___ RECORDS PROVIDED ___

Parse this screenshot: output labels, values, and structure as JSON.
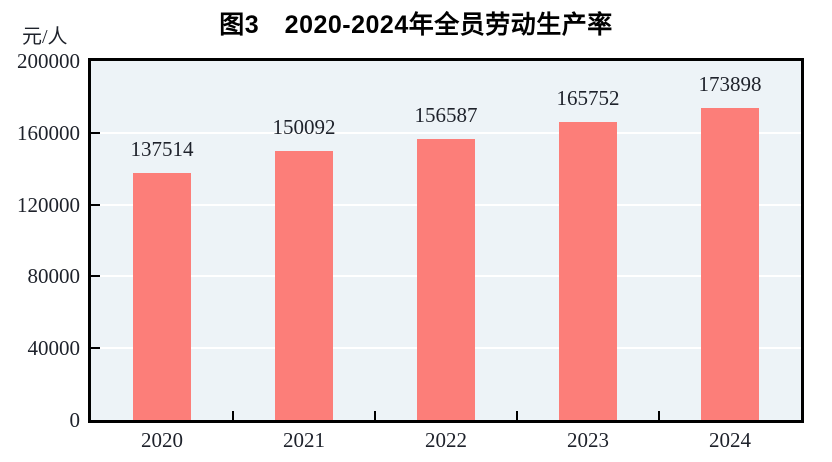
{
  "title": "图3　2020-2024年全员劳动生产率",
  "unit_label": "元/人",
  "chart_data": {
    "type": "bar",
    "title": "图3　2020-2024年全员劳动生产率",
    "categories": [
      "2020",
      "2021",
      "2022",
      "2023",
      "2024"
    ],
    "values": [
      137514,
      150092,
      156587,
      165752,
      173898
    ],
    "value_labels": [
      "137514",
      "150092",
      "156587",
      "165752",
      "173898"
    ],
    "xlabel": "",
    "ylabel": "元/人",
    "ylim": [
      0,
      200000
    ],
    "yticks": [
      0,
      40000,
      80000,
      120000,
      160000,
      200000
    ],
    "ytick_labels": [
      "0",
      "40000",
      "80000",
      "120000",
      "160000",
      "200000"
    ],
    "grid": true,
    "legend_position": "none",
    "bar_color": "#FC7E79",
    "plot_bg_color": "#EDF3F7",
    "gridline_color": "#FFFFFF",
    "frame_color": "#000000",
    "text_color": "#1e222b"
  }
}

___
___ RECORDS PROVIDED ___

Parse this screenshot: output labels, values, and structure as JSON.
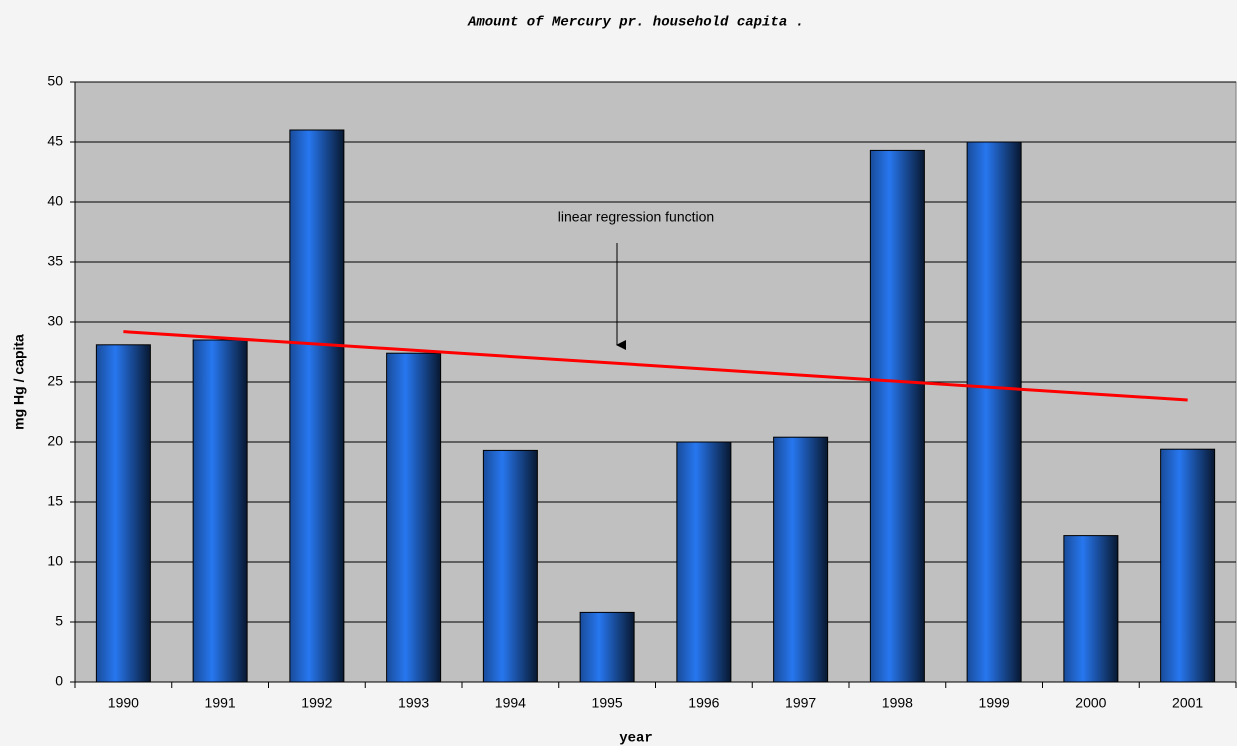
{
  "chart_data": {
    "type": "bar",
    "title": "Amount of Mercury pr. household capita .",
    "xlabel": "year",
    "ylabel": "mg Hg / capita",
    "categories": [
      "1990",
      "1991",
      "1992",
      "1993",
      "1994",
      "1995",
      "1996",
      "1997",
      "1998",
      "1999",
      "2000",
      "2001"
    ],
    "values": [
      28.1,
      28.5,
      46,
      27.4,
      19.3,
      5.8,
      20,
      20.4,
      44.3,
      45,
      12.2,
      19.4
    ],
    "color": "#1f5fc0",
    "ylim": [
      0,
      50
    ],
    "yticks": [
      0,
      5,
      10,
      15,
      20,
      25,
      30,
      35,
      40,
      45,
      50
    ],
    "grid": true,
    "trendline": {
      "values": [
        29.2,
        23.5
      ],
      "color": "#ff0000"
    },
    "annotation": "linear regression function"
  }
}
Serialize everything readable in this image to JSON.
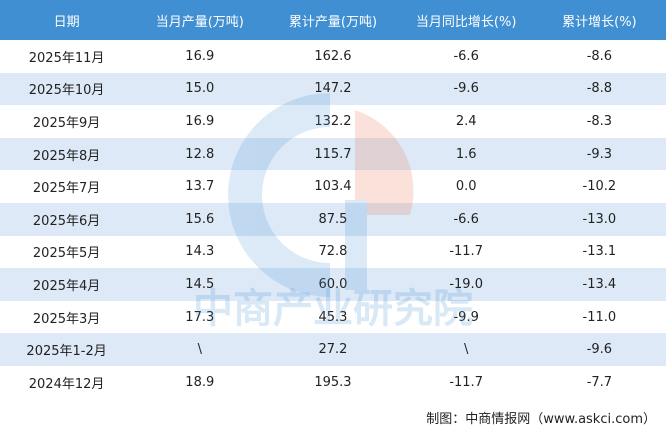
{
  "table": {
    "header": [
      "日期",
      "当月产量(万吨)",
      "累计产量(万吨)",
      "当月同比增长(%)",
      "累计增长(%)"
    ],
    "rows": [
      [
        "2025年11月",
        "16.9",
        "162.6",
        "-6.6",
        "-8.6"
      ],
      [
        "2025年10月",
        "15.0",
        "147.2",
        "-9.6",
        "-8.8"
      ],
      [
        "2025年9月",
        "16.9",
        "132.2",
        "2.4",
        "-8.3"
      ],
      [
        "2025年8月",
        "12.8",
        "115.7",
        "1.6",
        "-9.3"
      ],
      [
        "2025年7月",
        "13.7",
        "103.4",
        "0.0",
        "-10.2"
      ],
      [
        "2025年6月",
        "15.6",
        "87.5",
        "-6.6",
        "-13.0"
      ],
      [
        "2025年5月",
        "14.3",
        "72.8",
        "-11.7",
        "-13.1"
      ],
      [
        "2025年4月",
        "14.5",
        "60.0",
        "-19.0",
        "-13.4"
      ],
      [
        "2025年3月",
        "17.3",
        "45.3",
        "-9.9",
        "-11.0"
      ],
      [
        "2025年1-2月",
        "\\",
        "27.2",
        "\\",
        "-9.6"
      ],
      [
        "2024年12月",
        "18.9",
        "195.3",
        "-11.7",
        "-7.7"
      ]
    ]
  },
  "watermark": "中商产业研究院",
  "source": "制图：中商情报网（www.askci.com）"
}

___

REQUIRED WORK
Which lines contain the word "title"? Return each of them.

WRITTEN RESPONSE
  "title": "图3　2020-2024年全员劳动生产率",
    "title": "图3　2020-2024年全员劳动生产率",
    "title": "Amount of Mercury pr. household capita .",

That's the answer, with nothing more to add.